### Exercise task 1
Can you convert the records, from their first line through the line containing "544, 661, 566]", into a Markdown table with the columns Row and Line, leaving out any blank lines?

Section 24G(2) enjoins the Minister or MEC to consider any
report or information submitted in terms of s 24G(1),
whereafter the
Minister or MEC may refuse to issue an environmental authorisation,
issue one subject to such conditions as the
Minister or MEC may deem
necessary or direct the applicant to provide further information or
to take further steps before a decision
is taken. Subsection
24G(4) then provides as follows:
‘
A
person contemplated in subsection (1) must pay an administrative
fine, which may not exceed R5 million and which must be determined
by
the competent authority, before the Minister, Minister responsible
for mineral resources or MEC concerned may act in terms of
subsection
(2)
(a)
or
(b)
.’
[9]
The trust appointed Enviro Dinamik as its environmental assessment
practitioner (the EAP) to make application to the DEADP in
terms of s
24G of NEMA for rectification and authorisation of its unlawful
activities on the City of Cape Town’s property,
which
activities it admitted were listed activities in terms of items
11 and 18 of R.544. On 10 July 2012, the EAP
submitted the
trust’s final s 24G application for the ‘Rectification of
Unlawful Activities undertaken on Public Open
Space erven 1341 and
1884’, including its final ‘River Rehabilitation and
Management Plan’ report. The
EAP submitted its
‘Operational Environmental Management Programme’ later,
on 30 November 2012.
[10]
A s 24G applicant for the rectification of an unlawful activity is
also required to give consideration to alternatives that
are or may
have been possible had an environmental impact assessment been
undertaken prior to the commencement of the activity.
In this
regard the following is stated in the trust’s application:
‘
Ideally,
removal of all of the impoundment structures on the stream assessed
in this study, as well as removal of all areas of hardened
surface
that have been constructed abutting the stream, ought to take place,
and the stream should be restored to its natural,
unimpacted
condition. However, there are a number of practical
considerations that prevent the recommendation of this approach
in
the present study. These are summarised as follows:
·
the extent of change to the
stream banks and bed that has occurred in the stream reaches within
the study area, including the construction
of the rock weir
structures and the terracing of the right hand bank through the
construction of retaining walls is considered
too great for
restoration to be achievable;
·
the extent of encroachment of
buildings and other structures up to the edge of the low flow channel
in reaches upstream of the present
study area (see Section 5) mean
that the high-gradient channel is already prone to downcutting and
erosion in its lower reaches
as a result of channelization and
concentration of flows – the installation of erosion control
measures in the lower reaches
of the stream is thus recommended, and
the removal of existing structures would precipitate large-scale
disturbance, potentially
increasing erosion;
It
is FCG’s [Dr Liz Day of Freshwater Consulting CC t/a the
Freshwater Consulting Group] opinion that removal of the existing
weir structures and retaining walls will not contribute to
restoration of a natural channel, and that the impacts that have
occurred
to date, though of high negative significance from an
ecological perspective, are permanent and largely irreversible. The
implications of this for the stream ecosystem are that natural
corridor function along the stream is now restricted in the reaches
through the study area to the left hand bank – this is the case
in the reaches upstream of the site as well (see Section
5). In
addition, increases in surface hardening in the vicinity of the
stream increase the rate of runoff into the stream
during rainfall
events, exacerbating the impacts of channelization and concentration
of flows through an incised, encroached-upon
river corridor.

### Exercise task 2
Could you carry on the court passage about the trust's section 24G rectification application from the point where it stops?

### Given data
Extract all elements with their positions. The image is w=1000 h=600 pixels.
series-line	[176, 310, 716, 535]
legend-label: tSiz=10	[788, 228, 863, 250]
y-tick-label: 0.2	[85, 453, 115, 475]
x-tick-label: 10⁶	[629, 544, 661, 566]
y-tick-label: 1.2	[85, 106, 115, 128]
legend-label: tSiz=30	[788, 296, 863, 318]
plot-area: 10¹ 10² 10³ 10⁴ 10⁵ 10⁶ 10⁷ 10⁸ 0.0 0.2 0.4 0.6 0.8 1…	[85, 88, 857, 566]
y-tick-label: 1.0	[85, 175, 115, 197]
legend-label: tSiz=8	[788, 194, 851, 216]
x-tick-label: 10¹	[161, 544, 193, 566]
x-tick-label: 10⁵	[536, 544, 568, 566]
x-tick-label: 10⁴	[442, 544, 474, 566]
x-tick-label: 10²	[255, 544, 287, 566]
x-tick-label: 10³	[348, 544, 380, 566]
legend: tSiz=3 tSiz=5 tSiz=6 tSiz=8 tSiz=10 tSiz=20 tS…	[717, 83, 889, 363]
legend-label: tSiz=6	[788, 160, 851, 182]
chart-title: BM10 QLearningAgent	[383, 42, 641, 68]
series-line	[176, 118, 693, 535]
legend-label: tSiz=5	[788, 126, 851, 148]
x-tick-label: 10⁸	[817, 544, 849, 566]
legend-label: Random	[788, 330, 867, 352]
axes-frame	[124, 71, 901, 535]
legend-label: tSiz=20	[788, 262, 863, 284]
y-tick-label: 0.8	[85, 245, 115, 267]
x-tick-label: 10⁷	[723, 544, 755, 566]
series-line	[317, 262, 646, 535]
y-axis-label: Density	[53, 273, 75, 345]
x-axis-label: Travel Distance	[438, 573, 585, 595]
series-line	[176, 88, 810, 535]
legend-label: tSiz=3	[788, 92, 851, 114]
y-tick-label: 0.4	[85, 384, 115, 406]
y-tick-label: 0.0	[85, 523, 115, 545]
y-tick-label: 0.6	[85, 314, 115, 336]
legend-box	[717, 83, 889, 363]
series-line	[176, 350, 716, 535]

### Exercise response 1
| Row | Line |
|---|---|
| 1 | Extract all elements with their positions. The image is w=1000 h=600 pixels. |
| 2 | series-line	[176, 310, 716, 535] |
| 3 | legend-label: tSiz=10	[788, 228, 863, 250] |
| 4 | y-tick-label: 0.2	[85, 453, 115, 475] |
| 5 | x-tick-label: 10⁶	[629, 544, 661, 566] |

### Exercise response 2
In
light of the above, the following recommendations have been made with
a view to remediating where possible some of the damage
that has been
inflicted on the stream system in the study area, although the
objective of actual restoration is not pursued. It
should be
noted that some of the measures outlined are intended to address
impacts resulting from upstream land use as well as
those incurred
through activities in erf 1341 abutting the Ocean View site itself.’
[11]
On 4 September 2012, the DEADP undertook a site visit in order to
determine what administrative fine should be imposed on the
trust as
contemplated in s 24G(4) of NEMA. On 15 November 2012, the
DEADP held a s 24G fines committee meeting. The
committee
recommended an administrative fine of R475 000. On 11
January 2013, the second appellant, in his capacity
as Director:
Environmental Governance, DEADP (the director), considered the matter
and determined the administrative fine to be
the amount of R475 000.
The decision of the director and the reasons for that decision were
communicated to the trust
in a letter from the director, dated 11
January 2013. Therein the trust was also advised that should it
or any interested
and affected person intend to appeal the
administrative fine decision, a notice of intention to appeal the
fine had to be submitted
to the first appellant, the Western Cape
Member of the Executive Council for Local Government, Environmental
Affairs and Development
Planning (the MEC), within 20 calendar days
of the date of the decision. It was stated that the
‘administrative fine
is determined by the type of activities
undertaken and the impacts it has on the environment’.
Comprehensive reasons
for the director’s decision were attached
to the letter. The last paragraph reads thus:
‘
In
terms of the calculated fine it was determined the activity provides
no direct social services to the affected area. The
unlawful
activities could give rise to significant biodiversity impacts within
and around the POS [public open space] erven.
Furthermore, the
activity is not in keeping with the surrounding environment and will
have a significant impact on the area’s
sense of place.
Based on the abovementioned impacts, an administrative fine of
R475 000 (four hundred and seventy five
thousand rand) was thus
imposed.’
[12] It is not clear when
the trust received the decision of the director, but the DEADP
submitted the letter to the Post Office
for delivery via registered
post on 18 January 2013. The DEADP addressed a second letter,
dated 25 February 2013, to the
trust regarding the administrative
fine decision. Therein the trust was again advised of its right
and that of each registered
interested and affected party to appeal
the director’s decision to the MEC, and of the requirement to
submit a notice of
intention to appeal to the MEC, this time within
20 calendar days of the date of this letter.
[13]
Section 43(2) of NEMA afforded the trust an internal remedy of appeal
to the MEC against the administrative fine decision taken
by the
director. Such an appeal, in terms of section 43(4), ‘. .
. must be noted and must be dealt with in the manner
prescribed and
upon payment of a prescribed fee’. Chapter 7 of the
Environmental Impact Assessment Regulations, 2010
(R.543 of 18 June
2010, GG33306) (the EIA Regulations) governs administrative appeals
to the MEC inter alia under s 43(2) of NEMA.
Regulation 60(1)
requires the submission of a notice of intention to appeal to the MEC
within 20 days after the date of the decision.
The MEC may, in
terms of reg 60(4), in writing, on good cause, extend the period
within which a notice of intention to appeal
must be submitted.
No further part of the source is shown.